### AIM
Retype every entry in its entirety, without alteration.

▬▬▬▬▬▬

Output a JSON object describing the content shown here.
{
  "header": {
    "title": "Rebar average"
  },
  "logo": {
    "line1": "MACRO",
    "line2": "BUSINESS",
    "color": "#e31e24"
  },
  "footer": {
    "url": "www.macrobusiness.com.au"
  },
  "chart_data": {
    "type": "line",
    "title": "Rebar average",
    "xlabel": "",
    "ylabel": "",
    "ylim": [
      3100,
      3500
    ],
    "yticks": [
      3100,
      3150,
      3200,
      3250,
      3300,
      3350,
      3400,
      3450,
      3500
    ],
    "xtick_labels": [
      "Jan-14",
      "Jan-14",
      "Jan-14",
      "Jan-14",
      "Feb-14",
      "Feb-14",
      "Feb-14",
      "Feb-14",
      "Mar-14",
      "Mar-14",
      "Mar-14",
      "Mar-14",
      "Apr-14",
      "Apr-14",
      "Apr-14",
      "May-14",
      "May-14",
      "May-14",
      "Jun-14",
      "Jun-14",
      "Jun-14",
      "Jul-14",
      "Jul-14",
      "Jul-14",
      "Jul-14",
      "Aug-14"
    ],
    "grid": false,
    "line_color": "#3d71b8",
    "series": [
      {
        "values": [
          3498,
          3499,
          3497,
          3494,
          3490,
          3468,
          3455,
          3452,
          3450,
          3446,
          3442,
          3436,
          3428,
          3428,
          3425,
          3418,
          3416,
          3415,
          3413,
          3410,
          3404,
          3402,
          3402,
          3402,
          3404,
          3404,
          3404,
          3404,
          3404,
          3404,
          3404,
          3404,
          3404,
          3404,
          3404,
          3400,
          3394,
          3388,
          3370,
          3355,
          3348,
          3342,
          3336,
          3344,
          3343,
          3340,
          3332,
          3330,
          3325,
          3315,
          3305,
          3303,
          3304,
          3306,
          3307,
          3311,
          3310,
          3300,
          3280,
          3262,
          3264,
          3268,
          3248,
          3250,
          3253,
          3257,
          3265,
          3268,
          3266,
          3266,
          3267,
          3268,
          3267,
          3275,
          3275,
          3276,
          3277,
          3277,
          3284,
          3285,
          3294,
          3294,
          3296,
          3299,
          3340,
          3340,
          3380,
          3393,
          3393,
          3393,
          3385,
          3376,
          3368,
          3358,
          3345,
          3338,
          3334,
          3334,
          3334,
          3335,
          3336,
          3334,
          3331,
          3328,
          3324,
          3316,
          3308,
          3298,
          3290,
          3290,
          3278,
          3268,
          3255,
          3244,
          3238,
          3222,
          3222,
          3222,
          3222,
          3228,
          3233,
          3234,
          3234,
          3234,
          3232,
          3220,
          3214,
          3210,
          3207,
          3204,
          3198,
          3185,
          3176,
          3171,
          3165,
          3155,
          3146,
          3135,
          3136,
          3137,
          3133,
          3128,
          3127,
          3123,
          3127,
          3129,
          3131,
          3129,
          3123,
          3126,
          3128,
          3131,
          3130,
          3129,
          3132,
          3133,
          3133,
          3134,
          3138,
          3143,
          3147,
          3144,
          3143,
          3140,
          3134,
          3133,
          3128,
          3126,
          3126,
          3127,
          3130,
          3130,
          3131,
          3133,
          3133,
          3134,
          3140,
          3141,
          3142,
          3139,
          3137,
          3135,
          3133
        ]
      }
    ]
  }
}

▬▬▬▬▬▬

### RESPONSE FOR THIS EXERCISE
Output a JSON object describing the content shown here.
{
  "header": {
    "title": "Rebar average"
  },
  "logo": {
    "line1": "MACRO",
    "line2": "BUSINESS",
    "color": "#e31e24"
  },
  "footer": {
    "url": "www.macrobusiness.com.au"
  },
  "chart_data": {
    "type": "line",
    "title": "Rebar average",
    "xlabel": "",
    "ylabel": "",
    "ylim": [
      3100,
      3500
    ],
    "yticks": [
      3100,
      3150,
      3200,
      3250,
      3300,
      3350,
      3400,
      3450,
      3500
    ],
    "xtick_labels": [
      "Jan-14",
      "Jan-14",
      "Jan-14",
      "Jan-14",
      "Feb-14",
      "Feb-14",
      "Feb-14",
      "Feb-14",
      "Mar-14",
      "Mar-14",
      "Mar-14",
      "Mar-14",
      "Apr-14",
      "Apr-14",
      "Apr-14",
      "May-14",
      "May-14",
      "May-14",
      "Jun-14",
      "Jun-14",
      "Jun-14",
      "Jul-14",
      "Jul-14",
      "Jul-14",
      "Jul-14",
      "Aug-14"
    ],
    "grid": false,
    "line_color": "#3d71b8",
    "series": [
      {
        "values": [
          3498,
          3499,
          3497,
          3494,
          3490,
          3468,
          3455,
          3452,
          3450,
          3446,
          3442,
          3436,
          3428,
          3428,
          3425,
          3418,
          3416,
          3415,
          3413,
          3410,
          3404,
          3402,
          3402,
          3402,
          3404,
          3404,
          3404,
          3404,
          3404,
          3404,
          3404,
          3404,
          3404,
          3404,
          3404,
          3400,
          3394,
          3388,
          3370,
          3355,
          3348,
          3342,
          3336,
          3344,
          3343,
          3340,
          3332,
          3330,
          3325,
          3315,
          3305,
          3303,
          3304,
          3306,
          3307,
          3311,
          3310,
          3300,
          3280,
          3262,
          3264,
          3268,
          3248,
          3250,
          3253,
          3257,
          3265,
          3268,
          3266,
          3266,
          3267,
          3268,
          3267,
          3275,
          3275,
          3276,
          3277,
          3277,
          3284,
          3285,
          3294,
          3294,
          3296,
          3299,
          3340,
          3340,
          3380,
          3393,
          3393,
          3393,
          3385,
          3376,
          3368,
          3358,
          3345,
          3338,
          3334,
          3334,
          3334,
          3335,
          3336,
          3334,
          3331,
          3328,
          3324,
          3316,
          3308,
          3298,
          3290,
          3290,
          3278,
          3268,
          3255,
          3244,
          3238,
          3222,
          3222,
          3222,
          3222,
          3228,
          3233,
          3234,
          3234,
          3234,
          3232,
          3220,
          3214,
          3210,
          3207,
          3204,
          3198,
          3185,
          3176,
          3171,
          3165,
          3155,
          3146,
          3135,
          3136,
          3137,
          3133,
          3128,
          3127,
          3123,
          3127,
          3129,
          3131,
          3129,
          3123,
          3126,
          3128,
          3131,
          3130,
          3129,
          3132,
          3133,
          3133,
          3134,
          3138,
          3143,
          3147,
          3144,
          3143,
          3140,
          3134,
          3133,
          3128,
          3126,
          3126,
          3127,
          3130,
          3130,
          3131,
          3133,
          3133,
          3134,
          3140,
          3141,
          3142,
          3139,
          3137,
          3135,
          3133
        ]
      }
    ]
  }
}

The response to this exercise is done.